Exercise
Pull out every line with the word "title" from the entries below.

◇ ◇ ◇ ◇ ◇

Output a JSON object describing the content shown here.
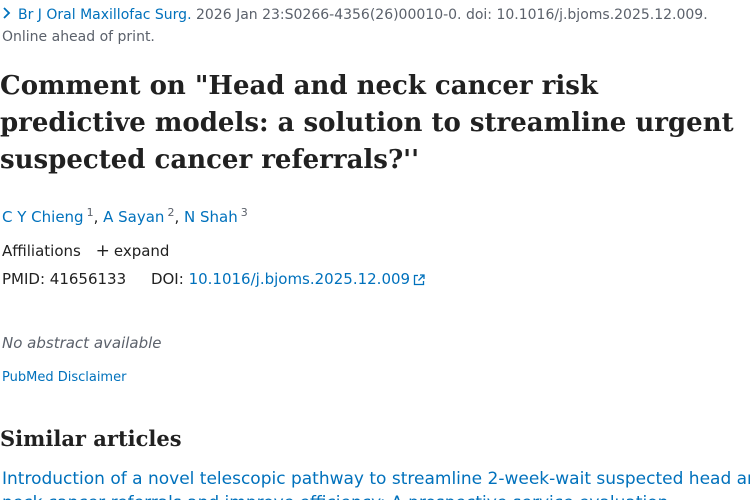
{
  "citation": {
    "journal": "Br J Oral Maxillofac Surg.",
    "details": "2026 Jan 23:S0266-4356(26)00010-0. doi: 10.1016/j.bjoms.2025.12.009.",
    "status": "Online ahead of print."
  },
  "article": {
    "title": "Comment on \"Head and neck cancer risk predictive models: a solution to streamline urgent suspected cancer referrals?''"
  },
  "authors": [
    {
      "name": "C Y Chieng",
      "aff": "1"
    },
    {
      "name": "A Sayan",
      "aff": "2"
    },
    {
      "name": "N Shah",
      "aff": "3"
    }
  ],
  "affiliations": {
    "label": "Affiliations",
    "expand_label": "expand"
  },
  "identifiers": {
    "pmid_label": "PMID:",
    "pmid": "41656133",
    "doi_label": "DOI:",
    "doi": "10.1016/j.bjoms.2025.12.009"
  },
  "abstract": {
    "text": "No abstract available"
  },
  "disclaimer": {
    "label": "PubMed Disclaimer"
  },
  "similar": {
    "heading": "Similar articles",
    "items": [
      {
        "line1": "Introduction of a novel telescopic pathway to streamline 2-week-wait suspected head and",
        "line2": "neck cancer referrals and improve efficiency: A prospective service evaluation."
      }
    ]
  },
  "colors": {
    "link": "#0071bc",
    "text": "#212121",
    "muted": "#5b616b"
  }
}
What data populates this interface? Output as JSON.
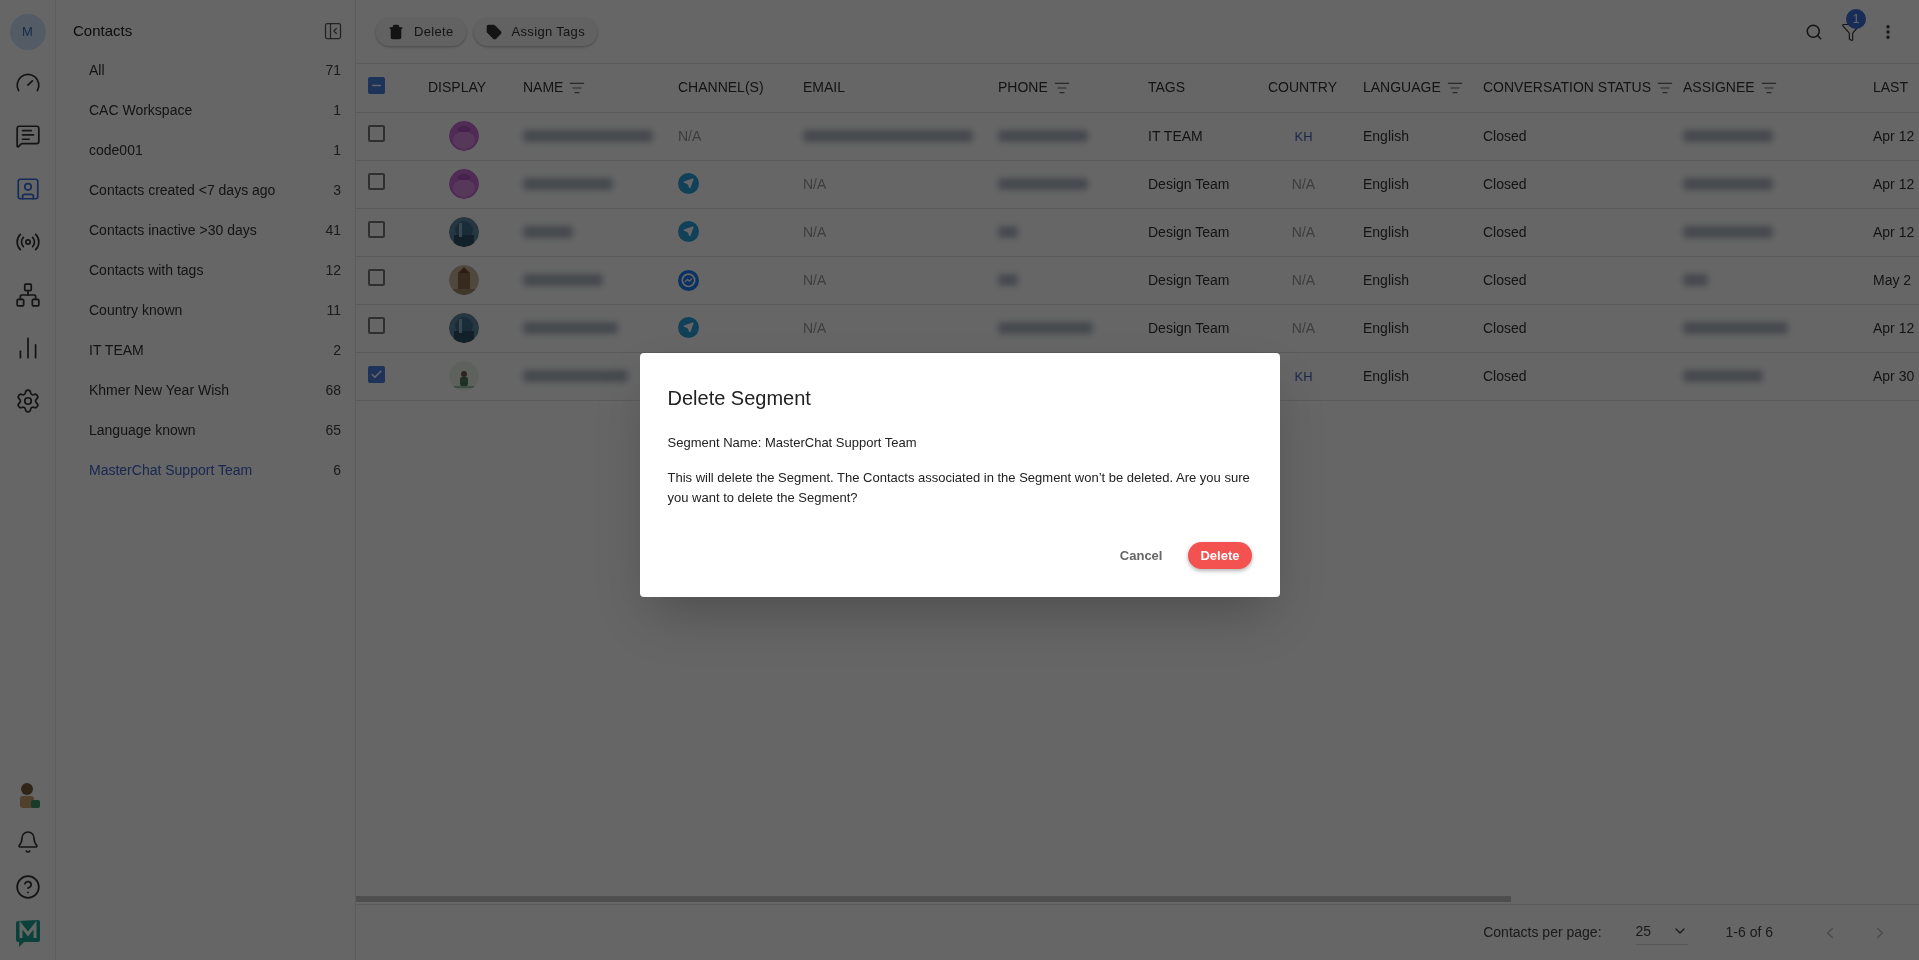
{
  "rail": {
    "avatar_initial": "M",
    "items": [
      {
        "kind": "dashboard",
        "selected": false
      },
      {
        "kind": "chats",
        "selected": false
      },
      {
        "kind": "contacts",
        "selected": true
      },
      {
        "kind": "broadcast",
        "selected": false
      },
      {
        "kind": "flows",
        "selected": false
      },
      {
        "kind": "reports",
        "selected": false
      },
      {
        "kind": "settings",
        "selected": false
      }
    ]
  },
  "segments": {
    "title": "Contacts",
    "items": [
      {
        "label": "All",
        "count": "71",
        "selected": false
      },
      {
        "label": "CAC Workspace",
        "count": "1",
        "selected": false
      },
      {
        "label": "code001",
        "count": "1",
        "selected": false
      },
      {
        "label": "Contacts created <7 days ago",
        "count": "3",
        "selected": false
      },
      {
        "label": "Contacts inactive >30 days",
        "count": "41",
        "selected": false
      },
      {
        "label": "Contacts with tags",
        "count": "12",
        "selected": false
      },
      {
        "label": "Country known",
        "count": "11",
        "selected": false
      },
      {
        "label": "IT TEAM",
        "count": "2",
        "selected": false
      },
      {
        "label": "Khmer New Year Wish",
        "count": "68",
        "selected": false
      },
      {
        "label": "Language known",
        "count": "65",
        "selected": false
      },
      {
        "label": "MasterChat Support Team",
        "count": "6",
        "selected": true
      }
    ]
  },
  "toolbar": {
    "buttons": [
      {
        "kind": "delete",
        "label": "Delete"
      },
      {
        "kind": "tags",
        "label": "Assign Tags"
      }
    ],
    "filter_badge": "1"
  },
  "table": {
    "select_all_partial": true,
    "columns": [
      {
        "label": "DISPLAY",
        "sortable": false
      },
      {
        "label": "NAME",
        "sortable": true
      },
      {
        "label": "CHANNEL(S)",
        "sortable": false
      },
      {
        "label": "EMAIL",
        "sortable": false
      },
      {
        "label": "PHONE",
        "sortable": true
      },
      {
        "label": "TAGS",
        "sortable": false
      },
      {
        "label": "COUNTRY",
        "sortable": false
      },
      {
        "label": "LANGUAGE",
        "sortable": true
      },
      {
        "label": "CONVERSATION STATUS",
        "sortable": true
      },
      {
        "label": "ASSIGNEE",
        "sortable": true
      },
      {
        "label": "LAST",
        "sortable": false
      }
    ],
    "rows": [
      {
        "checked": false,
        "channel": {
          "kind": "text",
          "label": "N/A"
        },
        "tags": "IT TEAM",
        "country": {
          "text": "KH",
          "known": true
        },
        "language": "English",
        "status": "Closed",
        "last": "Apr 12"
      },
      {
        "checked": false,
        "channel": {
          "kind": "telegram"
        },
        "email": "N/A",
        "tags": "Design Team",
        "country": {
          "text": "N/A",
          "known": false
        },
        "language": "English",
        "status": "Closed",
        "last": "Apr 12"
      },
      {
        "checked": false,
        "channel": {
          "kind": "telegram"
        },
        "email": "N/A",
        "tags": "Design Team",
        "country": {
          "text": "N/A",
          "known": false
        },
        "language": "English",
        "status": "Closed",
        "last": "Apr 12"
      },
      {
        "checked": false,
        "channel": {
          "kind": "messenger"
        },
        "email": "N/A",
        "tags": "Design Team",
        "country": {
          "text": "N/A",
          "known": false
        },
        "language": "English",
        "status": "Closed",
        "last": "May 2"
      },
      {
        "checked": false,
        "channel": {
          "kind": "telegram"
        },
        "email": "N/A",
        "tags": "Design Team",
        "country": {
          "text": "N/A",
          "known": false
        },
        "language": "English",
        "status": "Closed",
        "last": "Apr 12"
      },
      {
        "checked": true,
        "country": {
          "text": "KH",
          "known": true
        },
        "language": "English",
        "status": "Closed",
        "last": "Apr 30"
      }
    ]
  },
  "pagination": {
    "label": "Contacts per page:",
    "per_page": "25",
    "range": "1-6 of 6"
  },
  "dialog": {
    "title": "Delete Segment",
    "segment_line": "Segment Name: MasterChat Support Team",
    "message": "This will delete the Segment. The Contacts associated in the Segment won’t be deleted. Are you sure you want to delete the Segment?",
    "buttons": [
      {
        "kind": "cancel",
        "label": "Cancel"
      },
      {
        "kind": "confirm",
        "label": "Delete"
      }
    ]
  }
}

◇ ◇ ◇ ◇ ◇

Task result
    "title": "Comment on \"Head and neck cancer risk predictive models: a solution to streamline urgent suspected cancer referrals?''"
    "title": "Contacts",
    "title": "Delete Segment",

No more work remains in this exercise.